[Rows from a dataset]
* begin *

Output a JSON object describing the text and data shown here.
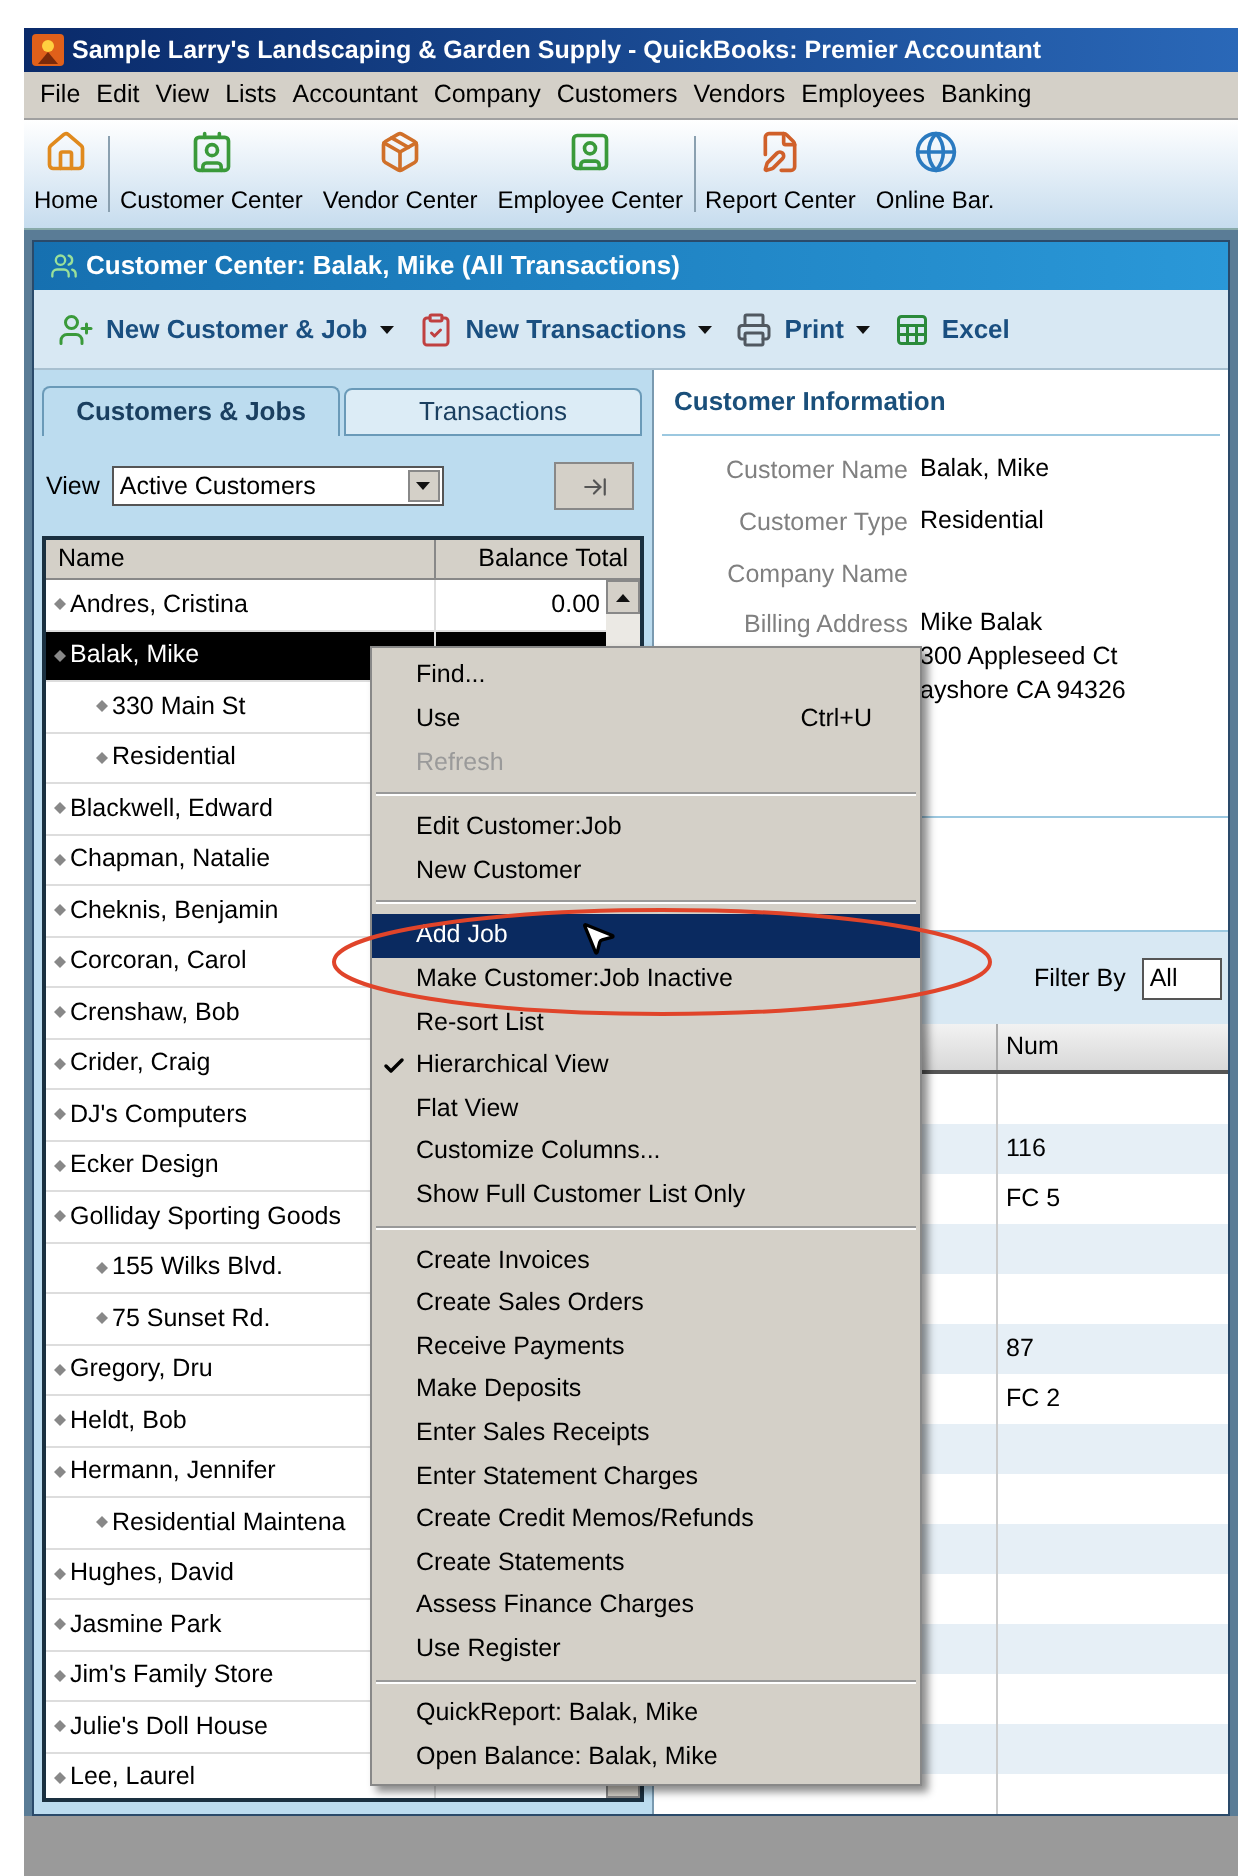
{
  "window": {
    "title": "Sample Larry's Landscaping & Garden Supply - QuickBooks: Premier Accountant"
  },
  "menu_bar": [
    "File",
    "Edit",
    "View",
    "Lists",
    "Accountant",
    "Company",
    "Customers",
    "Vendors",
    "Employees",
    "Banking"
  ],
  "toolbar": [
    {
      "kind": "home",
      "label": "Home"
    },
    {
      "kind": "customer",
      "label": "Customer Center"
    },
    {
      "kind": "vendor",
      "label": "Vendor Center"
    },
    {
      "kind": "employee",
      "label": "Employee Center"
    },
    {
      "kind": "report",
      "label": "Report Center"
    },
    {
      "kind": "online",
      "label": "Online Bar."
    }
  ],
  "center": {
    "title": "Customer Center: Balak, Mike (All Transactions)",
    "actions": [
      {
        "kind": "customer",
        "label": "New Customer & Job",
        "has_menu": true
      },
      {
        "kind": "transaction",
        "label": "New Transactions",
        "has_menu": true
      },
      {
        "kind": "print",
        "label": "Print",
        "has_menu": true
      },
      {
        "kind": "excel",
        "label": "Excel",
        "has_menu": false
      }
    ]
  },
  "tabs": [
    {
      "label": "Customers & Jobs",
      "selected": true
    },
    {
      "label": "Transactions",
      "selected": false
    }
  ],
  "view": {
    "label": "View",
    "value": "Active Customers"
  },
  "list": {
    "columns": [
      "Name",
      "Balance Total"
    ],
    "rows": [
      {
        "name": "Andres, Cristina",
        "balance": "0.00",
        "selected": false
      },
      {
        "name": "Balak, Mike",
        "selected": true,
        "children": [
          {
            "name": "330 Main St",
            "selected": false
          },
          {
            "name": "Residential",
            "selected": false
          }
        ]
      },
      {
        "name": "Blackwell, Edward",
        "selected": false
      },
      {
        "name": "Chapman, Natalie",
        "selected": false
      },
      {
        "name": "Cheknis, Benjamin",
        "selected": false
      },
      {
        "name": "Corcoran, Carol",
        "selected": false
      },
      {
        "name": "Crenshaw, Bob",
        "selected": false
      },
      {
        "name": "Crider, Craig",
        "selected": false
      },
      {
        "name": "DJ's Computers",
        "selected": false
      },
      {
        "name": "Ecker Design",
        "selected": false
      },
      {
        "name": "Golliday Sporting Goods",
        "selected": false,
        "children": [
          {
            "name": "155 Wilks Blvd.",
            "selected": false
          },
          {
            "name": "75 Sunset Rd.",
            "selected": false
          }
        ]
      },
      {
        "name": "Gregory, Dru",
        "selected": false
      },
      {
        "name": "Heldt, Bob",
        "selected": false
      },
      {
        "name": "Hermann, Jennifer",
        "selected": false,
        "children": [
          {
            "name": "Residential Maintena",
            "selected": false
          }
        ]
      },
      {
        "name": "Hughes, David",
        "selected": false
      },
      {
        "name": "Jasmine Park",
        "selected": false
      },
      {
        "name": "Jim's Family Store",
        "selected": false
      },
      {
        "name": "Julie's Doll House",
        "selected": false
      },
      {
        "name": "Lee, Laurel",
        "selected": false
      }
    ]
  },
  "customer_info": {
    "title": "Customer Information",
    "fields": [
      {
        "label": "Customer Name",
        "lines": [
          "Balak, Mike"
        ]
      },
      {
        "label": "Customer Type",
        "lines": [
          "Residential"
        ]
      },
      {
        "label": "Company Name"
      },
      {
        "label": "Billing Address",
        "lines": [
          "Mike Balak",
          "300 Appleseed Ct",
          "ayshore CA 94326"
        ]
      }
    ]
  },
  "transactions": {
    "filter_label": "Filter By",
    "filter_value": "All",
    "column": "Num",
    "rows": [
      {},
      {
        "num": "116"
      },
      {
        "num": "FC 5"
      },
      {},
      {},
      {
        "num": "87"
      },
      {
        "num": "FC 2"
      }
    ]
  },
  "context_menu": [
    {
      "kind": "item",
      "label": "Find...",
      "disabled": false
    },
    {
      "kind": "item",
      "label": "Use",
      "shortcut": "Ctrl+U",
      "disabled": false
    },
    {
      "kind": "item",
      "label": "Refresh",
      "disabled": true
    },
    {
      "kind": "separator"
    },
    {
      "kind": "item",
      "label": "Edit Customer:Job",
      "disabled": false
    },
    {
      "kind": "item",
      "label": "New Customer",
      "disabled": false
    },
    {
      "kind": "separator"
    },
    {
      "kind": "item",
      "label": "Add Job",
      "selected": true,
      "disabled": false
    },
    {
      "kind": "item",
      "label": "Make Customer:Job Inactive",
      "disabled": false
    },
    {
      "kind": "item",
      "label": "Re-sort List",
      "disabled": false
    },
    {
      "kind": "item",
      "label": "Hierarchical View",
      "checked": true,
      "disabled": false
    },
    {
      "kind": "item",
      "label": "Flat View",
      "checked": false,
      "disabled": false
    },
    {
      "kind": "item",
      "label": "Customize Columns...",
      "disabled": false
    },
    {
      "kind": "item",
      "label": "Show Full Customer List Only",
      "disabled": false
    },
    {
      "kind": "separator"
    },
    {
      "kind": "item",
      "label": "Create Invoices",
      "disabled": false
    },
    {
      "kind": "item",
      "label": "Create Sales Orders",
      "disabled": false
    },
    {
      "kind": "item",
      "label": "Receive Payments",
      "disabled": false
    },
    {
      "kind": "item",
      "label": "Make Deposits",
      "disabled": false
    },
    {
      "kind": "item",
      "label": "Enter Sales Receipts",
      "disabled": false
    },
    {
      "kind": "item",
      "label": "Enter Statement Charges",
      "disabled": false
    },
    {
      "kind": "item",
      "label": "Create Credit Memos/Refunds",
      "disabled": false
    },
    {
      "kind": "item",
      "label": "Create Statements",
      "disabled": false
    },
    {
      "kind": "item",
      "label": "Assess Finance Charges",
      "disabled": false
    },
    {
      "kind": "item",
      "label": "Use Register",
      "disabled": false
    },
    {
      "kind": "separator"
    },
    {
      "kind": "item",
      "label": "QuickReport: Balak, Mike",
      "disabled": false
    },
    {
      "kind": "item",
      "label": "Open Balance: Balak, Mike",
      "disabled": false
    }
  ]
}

* end *
* begin *

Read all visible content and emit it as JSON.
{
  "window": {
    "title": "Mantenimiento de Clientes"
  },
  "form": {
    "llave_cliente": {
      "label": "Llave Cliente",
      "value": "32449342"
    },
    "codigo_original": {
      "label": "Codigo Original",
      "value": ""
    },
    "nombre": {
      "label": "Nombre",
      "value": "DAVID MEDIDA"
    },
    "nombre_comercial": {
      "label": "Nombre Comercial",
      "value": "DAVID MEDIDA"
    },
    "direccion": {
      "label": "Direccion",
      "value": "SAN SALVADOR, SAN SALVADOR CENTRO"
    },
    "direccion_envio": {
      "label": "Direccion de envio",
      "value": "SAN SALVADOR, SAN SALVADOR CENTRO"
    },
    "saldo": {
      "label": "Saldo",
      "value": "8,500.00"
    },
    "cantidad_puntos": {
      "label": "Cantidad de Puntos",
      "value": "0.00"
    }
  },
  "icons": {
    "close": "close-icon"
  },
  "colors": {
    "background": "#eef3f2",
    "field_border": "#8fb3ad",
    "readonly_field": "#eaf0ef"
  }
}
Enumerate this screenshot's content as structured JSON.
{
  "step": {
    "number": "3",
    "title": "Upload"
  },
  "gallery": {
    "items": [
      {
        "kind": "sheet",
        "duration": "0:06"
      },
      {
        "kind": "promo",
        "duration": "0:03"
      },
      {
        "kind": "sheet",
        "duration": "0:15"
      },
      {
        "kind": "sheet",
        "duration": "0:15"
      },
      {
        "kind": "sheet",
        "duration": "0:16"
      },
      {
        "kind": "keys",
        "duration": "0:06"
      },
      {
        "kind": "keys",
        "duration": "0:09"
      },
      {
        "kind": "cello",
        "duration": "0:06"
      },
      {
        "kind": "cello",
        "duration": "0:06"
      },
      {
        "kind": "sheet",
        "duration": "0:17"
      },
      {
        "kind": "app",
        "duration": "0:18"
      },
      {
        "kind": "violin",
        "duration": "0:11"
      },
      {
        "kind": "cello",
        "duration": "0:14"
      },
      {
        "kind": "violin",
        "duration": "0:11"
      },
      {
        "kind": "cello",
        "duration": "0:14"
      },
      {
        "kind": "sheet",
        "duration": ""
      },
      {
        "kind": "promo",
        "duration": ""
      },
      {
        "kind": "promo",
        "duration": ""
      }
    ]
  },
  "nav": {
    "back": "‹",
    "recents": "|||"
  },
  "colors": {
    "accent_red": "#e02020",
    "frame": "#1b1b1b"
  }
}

* end *

Looking at the material above, count the lines containing the string "Mike" and reply with the count alone.

FINISHED EXERCISE
6